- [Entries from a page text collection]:

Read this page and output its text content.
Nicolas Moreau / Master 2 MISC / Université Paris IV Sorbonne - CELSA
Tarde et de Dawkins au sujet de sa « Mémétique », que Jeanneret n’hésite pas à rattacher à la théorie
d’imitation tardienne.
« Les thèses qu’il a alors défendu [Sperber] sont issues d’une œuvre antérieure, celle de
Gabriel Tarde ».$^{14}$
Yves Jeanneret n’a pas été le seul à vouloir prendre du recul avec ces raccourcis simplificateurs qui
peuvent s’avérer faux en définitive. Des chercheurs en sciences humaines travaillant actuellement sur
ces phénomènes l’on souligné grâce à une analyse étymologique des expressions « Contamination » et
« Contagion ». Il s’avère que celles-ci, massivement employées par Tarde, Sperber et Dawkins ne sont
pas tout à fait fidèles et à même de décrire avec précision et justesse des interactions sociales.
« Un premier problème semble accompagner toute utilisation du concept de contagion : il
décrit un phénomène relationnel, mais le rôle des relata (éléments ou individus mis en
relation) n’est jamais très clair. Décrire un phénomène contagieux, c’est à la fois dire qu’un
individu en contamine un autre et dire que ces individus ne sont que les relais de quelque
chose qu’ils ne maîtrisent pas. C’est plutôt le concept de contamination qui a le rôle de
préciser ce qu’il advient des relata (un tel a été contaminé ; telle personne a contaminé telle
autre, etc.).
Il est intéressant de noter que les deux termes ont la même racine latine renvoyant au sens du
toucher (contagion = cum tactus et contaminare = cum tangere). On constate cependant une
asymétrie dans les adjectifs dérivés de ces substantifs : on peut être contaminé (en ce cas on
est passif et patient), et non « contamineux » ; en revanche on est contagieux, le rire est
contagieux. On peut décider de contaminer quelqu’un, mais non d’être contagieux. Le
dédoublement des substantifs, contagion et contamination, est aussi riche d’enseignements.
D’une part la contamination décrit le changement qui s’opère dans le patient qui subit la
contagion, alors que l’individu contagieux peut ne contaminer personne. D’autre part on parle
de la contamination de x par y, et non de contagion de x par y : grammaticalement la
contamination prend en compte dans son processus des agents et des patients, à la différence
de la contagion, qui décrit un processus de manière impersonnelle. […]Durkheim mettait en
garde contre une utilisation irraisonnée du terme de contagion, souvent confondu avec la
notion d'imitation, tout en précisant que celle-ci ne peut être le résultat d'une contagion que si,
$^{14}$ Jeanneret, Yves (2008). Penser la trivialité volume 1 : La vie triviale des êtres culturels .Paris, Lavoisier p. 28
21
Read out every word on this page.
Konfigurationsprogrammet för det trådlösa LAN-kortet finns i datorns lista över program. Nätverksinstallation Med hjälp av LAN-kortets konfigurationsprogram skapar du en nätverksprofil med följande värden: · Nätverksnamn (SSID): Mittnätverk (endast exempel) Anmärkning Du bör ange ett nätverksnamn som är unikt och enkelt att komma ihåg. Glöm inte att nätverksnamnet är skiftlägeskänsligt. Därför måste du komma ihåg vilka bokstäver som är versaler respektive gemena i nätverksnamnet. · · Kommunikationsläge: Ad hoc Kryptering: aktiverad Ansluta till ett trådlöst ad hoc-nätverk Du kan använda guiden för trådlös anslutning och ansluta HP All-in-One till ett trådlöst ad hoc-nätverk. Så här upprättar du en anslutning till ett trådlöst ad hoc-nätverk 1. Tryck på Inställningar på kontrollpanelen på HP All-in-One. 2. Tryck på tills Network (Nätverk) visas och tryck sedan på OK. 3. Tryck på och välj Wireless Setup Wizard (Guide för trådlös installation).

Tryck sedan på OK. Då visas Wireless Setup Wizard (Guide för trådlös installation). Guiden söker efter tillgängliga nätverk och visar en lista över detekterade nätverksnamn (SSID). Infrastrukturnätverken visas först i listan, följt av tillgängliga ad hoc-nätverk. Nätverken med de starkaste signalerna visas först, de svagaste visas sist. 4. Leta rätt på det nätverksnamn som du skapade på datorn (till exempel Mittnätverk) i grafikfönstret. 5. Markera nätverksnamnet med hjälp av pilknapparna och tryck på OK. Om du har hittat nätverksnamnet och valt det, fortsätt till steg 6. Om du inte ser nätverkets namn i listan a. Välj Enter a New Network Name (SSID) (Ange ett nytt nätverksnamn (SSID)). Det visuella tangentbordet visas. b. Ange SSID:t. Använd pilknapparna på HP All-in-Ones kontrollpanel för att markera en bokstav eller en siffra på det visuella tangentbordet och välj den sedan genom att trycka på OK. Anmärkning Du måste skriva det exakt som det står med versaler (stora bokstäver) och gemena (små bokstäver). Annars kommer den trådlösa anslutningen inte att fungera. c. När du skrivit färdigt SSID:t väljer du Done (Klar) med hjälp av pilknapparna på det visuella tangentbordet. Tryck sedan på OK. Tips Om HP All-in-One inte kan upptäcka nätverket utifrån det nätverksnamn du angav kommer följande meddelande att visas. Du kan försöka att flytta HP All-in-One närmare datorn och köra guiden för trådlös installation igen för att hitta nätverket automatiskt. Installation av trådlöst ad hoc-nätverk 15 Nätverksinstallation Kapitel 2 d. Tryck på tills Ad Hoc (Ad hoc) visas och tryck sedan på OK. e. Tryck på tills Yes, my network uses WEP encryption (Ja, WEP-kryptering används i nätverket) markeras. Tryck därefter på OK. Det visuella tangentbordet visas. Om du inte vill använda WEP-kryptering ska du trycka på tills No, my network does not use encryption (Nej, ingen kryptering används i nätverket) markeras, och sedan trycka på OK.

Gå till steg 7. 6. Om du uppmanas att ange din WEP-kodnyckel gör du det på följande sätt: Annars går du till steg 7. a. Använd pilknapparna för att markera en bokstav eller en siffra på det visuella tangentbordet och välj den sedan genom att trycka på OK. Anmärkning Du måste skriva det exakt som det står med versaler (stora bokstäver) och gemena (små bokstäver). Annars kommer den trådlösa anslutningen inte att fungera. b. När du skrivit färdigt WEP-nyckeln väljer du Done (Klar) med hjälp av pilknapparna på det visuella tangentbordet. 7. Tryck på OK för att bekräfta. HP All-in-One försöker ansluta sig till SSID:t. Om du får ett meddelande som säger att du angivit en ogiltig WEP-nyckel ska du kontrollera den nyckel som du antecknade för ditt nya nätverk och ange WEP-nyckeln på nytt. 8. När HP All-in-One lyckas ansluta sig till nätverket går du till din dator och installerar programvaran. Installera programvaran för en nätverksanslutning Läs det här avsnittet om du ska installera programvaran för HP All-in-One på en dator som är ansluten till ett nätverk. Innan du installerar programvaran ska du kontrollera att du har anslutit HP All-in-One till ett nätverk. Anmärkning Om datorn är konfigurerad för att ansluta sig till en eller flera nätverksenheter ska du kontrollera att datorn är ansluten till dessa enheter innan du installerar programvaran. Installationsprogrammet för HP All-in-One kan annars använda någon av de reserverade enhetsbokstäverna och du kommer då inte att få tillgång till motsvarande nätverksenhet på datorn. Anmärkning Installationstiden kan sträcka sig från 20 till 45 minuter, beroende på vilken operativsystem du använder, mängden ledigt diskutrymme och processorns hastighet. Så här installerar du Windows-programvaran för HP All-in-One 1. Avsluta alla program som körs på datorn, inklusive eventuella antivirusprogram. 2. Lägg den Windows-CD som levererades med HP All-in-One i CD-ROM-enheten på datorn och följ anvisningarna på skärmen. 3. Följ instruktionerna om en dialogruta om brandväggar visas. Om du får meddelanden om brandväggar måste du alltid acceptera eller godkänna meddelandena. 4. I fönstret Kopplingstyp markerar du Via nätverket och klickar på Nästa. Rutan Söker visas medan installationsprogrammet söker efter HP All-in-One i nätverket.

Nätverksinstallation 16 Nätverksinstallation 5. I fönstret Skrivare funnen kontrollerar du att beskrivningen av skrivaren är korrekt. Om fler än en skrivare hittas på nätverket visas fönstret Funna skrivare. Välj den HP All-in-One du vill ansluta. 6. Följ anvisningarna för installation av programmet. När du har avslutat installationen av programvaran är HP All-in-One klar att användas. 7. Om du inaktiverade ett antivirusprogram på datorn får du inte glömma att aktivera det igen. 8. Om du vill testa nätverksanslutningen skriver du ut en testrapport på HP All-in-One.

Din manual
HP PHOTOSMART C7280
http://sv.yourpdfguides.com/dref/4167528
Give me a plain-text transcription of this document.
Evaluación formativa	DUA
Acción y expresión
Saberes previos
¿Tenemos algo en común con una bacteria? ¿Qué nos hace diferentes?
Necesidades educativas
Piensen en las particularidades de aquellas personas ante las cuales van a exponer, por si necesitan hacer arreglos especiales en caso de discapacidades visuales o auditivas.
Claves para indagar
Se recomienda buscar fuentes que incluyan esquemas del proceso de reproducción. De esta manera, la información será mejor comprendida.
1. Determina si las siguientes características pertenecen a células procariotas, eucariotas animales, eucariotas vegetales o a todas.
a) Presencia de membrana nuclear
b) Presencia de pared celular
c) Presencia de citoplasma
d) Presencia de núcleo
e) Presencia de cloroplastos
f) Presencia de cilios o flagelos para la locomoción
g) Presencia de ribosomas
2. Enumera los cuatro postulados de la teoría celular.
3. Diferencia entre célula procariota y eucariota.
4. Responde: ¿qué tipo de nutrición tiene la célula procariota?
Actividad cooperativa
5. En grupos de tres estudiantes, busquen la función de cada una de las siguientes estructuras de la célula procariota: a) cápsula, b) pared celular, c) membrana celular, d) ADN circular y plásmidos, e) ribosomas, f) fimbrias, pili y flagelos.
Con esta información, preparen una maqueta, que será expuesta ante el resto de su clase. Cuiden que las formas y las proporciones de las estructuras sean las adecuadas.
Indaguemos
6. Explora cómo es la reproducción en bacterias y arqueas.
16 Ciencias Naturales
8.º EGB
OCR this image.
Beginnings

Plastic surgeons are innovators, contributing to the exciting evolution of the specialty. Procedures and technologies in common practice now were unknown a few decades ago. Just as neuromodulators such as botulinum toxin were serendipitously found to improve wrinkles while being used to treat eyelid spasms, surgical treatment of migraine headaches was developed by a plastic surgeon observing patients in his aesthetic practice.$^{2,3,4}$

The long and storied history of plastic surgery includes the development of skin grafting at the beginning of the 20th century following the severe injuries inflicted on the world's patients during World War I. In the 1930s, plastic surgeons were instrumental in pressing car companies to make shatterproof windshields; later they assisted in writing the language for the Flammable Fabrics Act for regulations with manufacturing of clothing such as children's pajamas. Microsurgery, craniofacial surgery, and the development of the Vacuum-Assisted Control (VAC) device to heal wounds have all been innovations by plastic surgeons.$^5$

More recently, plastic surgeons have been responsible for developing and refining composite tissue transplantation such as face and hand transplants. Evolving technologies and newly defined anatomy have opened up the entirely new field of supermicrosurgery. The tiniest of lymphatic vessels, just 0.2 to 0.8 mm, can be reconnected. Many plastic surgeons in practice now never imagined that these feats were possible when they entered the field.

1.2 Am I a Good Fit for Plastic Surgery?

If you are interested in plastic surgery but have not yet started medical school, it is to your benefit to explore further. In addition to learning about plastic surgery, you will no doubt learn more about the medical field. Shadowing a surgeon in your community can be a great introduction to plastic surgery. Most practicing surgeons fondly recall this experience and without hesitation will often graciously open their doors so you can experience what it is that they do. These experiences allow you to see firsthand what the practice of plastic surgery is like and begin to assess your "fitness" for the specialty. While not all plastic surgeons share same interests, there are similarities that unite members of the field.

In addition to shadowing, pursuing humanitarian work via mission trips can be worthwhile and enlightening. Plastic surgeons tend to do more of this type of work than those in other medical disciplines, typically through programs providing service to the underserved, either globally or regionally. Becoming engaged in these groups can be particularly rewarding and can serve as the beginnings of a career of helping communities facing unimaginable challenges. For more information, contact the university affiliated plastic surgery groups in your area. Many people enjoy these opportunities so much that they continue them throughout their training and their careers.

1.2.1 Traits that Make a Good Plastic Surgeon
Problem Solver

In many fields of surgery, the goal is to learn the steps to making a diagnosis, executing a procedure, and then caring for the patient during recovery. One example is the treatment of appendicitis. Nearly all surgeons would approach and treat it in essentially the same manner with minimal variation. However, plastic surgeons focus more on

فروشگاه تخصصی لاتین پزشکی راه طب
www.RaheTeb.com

- [What this task involves]:
Would you count the lines in the data that contain the word "peut" and state only the number?

- [Output below]:
4